● Given task
Look through the material below. Copy every line with the string "permite" in it.

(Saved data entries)
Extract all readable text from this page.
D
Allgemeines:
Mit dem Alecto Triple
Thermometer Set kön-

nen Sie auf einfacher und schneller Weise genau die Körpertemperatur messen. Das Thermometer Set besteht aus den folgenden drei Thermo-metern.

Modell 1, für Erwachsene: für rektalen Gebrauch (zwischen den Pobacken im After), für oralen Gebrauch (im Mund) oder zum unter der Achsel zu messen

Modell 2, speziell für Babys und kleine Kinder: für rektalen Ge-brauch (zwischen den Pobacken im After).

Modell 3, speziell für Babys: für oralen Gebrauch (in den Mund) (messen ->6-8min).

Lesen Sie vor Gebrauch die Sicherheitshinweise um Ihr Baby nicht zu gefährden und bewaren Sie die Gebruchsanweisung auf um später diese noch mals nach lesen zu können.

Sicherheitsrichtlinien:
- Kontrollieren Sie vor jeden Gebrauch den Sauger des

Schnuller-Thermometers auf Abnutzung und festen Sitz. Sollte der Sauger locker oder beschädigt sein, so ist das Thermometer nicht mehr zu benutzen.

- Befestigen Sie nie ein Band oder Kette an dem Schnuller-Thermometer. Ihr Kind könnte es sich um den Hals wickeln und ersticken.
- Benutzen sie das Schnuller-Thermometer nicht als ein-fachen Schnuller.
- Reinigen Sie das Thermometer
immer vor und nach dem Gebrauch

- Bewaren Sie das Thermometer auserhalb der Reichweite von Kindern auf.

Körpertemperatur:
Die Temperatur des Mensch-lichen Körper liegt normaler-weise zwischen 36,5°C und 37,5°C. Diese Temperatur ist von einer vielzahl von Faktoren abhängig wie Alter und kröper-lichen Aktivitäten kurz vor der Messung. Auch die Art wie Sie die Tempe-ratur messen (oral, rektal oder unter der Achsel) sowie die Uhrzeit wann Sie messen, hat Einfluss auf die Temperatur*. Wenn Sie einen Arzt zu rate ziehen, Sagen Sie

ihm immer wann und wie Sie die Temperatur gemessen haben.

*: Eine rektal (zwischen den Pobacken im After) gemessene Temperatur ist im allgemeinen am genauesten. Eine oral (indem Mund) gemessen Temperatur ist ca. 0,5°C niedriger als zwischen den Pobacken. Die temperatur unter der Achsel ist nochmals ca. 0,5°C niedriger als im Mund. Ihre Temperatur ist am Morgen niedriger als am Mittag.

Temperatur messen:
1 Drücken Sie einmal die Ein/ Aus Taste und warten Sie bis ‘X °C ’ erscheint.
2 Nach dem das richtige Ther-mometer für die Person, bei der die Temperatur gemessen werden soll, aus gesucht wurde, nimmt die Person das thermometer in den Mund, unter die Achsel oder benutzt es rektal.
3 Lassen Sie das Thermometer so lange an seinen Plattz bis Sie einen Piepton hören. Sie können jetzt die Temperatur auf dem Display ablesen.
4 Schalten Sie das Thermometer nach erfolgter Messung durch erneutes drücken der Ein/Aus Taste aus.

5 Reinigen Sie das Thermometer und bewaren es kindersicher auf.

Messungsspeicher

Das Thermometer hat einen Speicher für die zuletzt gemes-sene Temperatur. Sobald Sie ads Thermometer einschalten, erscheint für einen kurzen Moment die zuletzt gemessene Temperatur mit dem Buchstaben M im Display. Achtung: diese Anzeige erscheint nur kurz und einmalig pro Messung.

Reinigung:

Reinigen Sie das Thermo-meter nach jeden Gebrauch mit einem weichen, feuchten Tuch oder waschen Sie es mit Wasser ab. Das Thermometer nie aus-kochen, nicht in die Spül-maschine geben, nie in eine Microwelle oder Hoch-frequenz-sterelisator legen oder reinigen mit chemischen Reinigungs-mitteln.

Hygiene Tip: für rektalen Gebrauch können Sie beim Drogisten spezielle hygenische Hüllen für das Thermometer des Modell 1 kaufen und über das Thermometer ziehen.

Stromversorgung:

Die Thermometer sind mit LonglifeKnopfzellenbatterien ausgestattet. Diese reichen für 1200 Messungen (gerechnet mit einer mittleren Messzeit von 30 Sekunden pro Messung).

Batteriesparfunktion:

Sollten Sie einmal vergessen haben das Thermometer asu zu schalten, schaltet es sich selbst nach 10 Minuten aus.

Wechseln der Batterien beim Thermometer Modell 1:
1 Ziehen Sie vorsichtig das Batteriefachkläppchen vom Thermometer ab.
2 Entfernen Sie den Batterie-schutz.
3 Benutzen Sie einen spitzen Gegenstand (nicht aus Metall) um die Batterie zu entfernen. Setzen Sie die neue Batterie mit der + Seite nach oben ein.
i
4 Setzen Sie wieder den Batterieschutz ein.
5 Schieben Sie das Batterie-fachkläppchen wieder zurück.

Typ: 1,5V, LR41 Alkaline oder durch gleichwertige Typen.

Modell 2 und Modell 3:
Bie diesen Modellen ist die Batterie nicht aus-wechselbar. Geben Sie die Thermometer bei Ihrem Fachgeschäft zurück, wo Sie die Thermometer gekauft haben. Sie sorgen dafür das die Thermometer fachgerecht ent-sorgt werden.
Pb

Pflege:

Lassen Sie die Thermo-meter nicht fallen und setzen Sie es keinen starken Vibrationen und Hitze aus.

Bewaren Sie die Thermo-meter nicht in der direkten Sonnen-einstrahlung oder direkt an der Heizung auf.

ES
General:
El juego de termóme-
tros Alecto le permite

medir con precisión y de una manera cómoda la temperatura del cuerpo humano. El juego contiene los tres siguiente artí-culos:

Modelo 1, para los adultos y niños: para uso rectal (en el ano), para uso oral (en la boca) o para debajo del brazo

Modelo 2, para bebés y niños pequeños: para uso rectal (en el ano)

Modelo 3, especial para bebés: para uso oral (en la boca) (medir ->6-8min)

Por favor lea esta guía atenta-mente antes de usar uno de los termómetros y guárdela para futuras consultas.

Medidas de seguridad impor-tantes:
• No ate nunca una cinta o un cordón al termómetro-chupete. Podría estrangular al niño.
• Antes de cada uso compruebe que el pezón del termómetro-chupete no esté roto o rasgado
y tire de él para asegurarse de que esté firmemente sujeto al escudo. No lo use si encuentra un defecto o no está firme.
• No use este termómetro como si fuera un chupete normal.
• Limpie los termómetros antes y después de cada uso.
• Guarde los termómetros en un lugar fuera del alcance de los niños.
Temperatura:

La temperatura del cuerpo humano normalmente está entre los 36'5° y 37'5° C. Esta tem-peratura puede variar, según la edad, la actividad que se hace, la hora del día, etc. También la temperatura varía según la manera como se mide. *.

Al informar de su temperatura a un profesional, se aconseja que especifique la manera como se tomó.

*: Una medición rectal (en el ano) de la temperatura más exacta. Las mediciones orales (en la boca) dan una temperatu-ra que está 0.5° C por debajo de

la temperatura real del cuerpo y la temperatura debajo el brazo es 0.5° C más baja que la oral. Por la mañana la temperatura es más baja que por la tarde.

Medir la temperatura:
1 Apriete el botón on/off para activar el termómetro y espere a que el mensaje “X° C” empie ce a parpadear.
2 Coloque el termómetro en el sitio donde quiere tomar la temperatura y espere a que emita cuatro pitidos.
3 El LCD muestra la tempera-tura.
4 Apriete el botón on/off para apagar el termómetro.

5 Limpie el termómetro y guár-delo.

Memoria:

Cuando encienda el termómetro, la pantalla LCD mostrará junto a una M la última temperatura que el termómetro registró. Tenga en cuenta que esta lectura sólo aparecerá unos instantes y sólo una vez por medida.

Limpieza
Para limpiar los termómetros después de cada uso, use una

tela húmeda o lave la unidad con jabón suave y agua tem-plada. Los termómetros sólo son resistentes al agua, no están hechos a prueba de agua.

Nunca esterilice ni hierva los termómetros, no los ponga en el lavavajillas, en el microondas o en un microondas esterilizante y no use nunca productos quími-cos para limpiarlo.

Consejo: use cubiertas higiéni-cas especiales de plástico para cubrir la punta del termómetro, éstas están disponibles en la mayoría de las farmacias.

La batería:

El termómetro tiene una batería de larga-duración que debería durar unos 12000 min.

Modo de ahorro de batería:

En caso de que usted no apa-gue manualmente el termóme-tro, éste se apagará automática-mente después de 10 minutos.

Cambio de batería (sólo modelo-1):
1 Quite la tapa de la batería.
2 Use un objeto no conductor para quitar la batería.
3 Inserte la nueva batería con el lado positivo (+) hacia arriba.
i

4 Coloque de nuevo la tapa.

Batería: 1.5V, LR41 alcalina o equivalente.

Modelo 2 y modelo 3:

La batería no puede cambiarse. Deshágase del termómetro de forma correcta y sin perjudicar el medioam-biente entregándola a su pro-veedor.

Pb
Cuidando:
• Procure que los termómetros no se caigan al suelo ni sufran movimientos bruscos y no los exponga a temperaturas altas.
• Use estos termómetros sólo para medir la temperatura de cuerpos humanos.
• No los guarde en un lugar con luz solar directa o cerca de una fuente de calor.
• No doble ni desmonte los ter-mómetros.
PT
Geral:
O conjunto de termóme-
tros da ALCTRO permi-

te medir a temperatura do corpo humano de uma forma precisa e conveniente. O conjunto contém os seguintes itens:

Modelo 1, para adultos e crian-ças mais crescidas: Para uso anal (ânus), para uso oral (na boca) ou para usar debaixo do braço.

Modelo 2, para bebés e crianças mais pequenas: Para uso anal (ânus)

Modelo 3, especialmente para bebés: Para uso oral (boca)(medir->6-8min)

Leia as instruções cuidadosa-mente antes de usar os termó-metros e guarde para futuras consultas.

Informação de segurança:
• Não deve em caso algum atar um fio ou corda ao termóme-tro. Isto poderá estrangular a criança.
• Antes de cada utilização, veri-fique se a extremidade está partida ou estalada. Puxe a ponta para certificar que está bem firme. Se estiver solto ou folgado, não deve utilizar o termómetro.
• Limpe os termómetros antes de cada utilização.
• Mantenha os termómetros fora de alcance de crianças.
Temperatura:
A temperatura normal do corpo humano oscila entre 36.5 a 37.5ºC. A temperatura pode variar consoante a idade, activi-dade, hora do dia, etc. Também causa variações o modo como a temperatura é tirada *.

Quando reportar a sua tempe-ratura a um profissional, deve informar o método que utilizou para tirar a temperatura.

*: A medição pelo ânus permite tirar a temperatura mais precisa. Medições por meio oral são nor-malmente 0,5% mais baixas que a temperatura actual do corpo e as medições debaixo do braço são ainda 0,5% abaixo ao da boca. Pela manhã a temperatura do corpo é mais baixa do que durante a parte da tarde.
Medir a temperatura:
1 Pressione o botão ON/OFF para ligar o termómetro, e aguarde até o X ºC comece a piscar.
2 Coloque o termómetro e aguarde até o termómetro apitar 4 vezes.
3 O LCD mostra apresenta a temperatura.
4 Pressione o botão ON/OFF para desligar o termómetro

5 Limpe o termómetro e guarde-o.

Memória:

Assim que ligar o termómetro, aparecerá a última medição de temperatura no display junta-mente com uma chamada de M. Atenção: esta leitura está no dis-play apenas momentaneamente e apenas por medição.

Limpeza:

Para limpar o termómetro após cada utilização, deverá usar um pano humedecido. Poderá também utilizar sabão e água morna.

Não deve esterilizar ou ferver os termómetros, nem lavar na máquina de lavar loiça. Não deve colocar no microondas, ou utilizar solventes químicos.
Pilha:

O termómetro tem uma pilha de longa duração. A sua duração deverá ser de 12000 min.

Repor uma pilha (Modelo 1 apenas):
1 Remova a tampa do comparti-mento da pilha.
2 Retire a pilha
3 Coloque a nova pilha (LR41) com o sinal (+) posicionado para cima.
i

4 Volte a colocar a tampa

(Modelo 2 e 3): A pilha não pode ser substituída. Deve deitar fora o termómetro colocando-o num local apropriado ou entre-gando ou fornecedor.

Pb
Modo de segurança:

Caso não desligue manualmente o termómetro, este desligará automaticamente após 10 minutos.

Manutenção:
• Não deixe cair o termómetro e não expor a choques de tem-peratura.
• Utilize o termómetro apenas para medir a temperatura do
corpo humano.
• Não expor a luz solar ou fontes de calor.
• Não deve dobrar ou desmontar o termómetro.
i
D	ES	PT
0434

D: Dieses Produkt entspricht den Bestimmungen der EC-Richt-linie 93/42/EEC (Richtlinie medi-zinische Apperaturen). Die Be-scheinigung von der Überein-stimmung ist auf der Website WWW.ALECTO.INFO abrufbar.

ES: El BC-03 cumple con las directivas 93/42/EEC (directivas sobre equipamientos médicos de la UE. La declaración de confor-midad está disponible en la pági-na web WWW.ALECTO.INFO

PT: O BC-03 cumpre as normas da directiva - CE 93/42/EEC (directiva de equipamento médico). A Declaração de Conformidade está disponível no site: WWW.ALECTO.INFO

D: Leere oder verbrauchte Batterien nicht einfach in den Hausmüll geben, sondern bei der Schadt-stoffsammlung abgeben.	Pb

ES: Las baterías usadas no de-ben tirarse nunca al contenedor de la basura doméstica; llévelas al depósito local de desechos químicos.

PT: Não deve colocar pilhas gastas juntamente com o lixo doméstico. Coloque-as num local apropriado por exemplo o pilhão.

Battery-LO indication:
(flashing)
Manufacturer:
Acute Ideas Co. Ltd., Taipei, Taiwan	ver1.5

● Exercise response
tros Alecto le permite
*: A medição pelo ânus permite tirar a temperatura mais precisa. Medições por meio oral são nor-malmente 0,5% mais baixas que a temperatura actual do corpo e as medições debaixo do braço são ainda 0,5% abaixo ao da boca. Pela manhã a temperatura do corpo é mais baixa do que durante a parte da tarde.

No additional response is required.